WORK TO BE COMPLETED:
In the data below, find every line with the string "text" and pull it out.

### RECORDS

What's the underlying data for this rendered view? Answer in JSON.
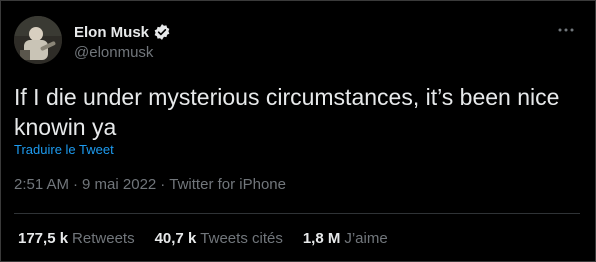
{
  "author": {
    "display_name": "Elon Musk",
    "handle": "@elonmusk"
  },
  "tweet": {
    "text": "If I die under mysterious circumstances, it’s been nice knowin ya",
    "translate_label": "Traduire le Tweet",
    "time": "2:51 AM",
    "date": "9 mai 2022",
    "source": "Twitter for iPhone",
    "separator": "·"
  },
  "stats": {
    "retweets": {
      "value": "177,5 k",
      "label": "Retweets"
    },
    "quotes": {
      "value": "40,7 k",
      "label": "Tweets cités"
    },
    "likes": {
      "value": "1,8 M",
      "label": "J’aime"
    }
  },
  "colors": {
    "background": "#000000",
    "text": "#e7e9ea",
    "muted": "#71767b",
    "link": "#1d9bf0",
    "verified_badge": "#e7e9ea"
  },
  "icons": {
    "verified": "verified-badge-icon",
    "more": "more-options-icon"
  }
}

######

THE REPLY:
    "text": "If I die under mysterious circumstances, it’s been nice knowin ya",
    "text": "#e7e9ea",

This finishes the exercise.